▸ **Brief**: Collect from the data below each line with "квартал".

━━━ Material shown ━━━

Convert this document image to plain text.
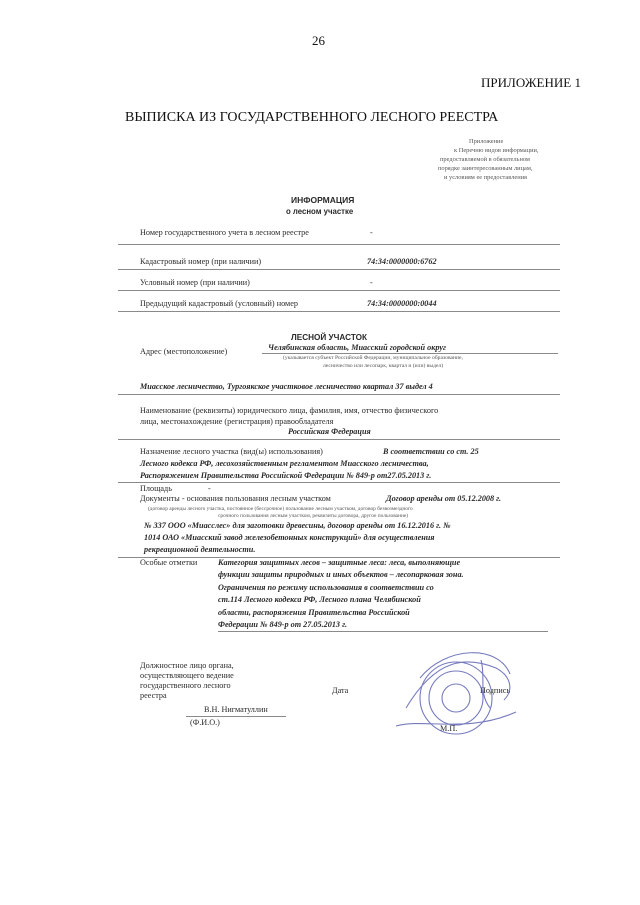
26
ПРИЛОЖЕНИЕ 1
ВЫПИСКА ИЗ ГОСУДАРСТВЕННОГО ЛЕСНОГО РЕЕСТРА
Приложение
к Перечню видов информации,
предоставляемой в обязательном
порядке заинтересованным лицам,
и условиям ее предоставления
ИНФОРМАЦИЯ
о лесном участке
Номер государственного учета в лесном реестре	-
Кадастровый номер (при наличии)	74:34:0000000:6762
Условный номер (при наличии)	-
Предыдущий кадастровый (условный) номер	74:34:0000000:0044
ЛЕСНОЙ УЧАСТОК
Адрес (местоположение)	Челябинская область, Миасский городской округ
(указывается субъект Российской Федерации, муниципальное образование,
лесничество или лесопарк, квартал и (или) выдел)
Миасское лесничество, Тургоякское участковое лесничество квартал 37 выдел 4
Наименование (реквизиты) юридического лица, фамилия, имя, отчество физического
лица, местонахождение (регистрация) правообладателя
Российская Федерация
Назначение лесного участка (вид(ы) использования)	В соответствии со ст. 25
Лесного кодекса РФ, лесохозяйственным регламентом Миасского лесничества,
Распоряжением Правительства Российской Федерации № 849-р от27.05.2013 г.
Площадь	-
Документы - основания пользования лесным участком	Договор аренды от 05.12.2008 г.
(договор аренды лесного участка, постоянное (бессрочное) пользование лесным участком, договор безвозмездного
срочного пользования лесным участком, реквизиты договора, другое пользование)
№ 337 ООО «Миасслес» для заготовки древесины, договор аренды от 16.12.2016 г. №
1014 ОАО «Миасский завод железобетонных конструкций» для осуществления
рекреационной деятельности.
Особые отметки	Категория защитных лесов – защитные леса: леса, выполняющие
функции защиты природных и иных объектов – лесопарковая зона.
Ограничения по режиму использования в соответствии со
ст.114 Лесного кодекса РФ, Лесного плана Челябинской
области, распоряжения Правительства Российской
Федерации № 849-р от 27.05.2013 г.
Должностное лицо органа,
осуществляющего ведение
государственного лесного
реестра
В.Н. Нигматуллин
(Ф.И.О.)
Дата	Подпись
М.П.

━━━
━━━ Material shown ━━━

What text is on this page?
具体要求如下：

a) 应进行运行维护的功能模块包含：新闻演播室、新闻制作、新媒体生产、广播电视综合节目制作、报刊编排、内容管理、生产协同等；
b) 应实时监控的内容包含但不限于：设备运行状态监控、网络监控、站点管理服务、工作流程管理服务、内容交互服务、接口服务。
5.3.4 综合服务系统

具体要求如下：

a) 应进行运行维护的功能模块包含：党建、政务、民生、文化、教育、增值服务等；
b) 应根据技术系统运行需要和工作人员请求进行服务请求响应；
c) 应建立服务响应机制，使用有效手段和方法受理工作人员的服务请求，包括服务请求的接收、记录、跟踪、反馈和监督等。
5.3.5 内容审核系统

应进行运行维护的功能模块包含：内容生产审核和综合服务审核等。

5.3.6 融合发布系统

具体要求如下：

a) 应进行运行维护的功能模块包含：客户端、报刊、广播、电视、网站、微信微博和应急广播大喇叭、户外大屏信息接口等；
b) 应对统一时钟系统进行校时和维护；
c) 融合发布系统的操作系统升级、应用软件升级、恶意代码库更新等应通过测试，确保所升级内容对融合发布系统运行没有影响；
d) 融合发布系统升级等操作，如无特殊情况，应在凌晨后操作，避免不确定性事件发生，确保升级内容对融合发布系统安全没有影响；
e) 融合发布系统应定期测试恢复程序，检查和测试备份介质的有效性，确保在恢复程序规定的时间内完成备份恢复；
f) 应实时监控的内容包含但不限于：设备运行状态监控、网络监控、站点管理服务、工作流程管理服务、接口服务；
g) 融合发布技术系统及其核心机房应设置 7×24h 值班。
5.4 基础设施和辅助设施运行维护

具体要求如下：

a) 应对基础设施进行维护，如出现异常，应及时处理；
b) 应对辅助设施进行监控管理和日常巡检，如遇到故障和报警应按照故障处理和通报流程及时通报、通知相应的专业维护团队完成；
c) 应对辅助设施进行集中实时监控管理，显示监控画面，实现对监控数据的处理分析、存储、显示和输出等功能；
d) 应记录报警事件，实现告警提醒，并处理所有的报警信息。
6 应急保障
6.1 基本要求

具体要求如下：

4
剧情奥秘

━━━

▸ **Result for this task**:
лесничество или лесопарк, квартал и (или) выдел)
Миасское лесничество, Тургоякское участковое лесничество квартал 37 выдел 4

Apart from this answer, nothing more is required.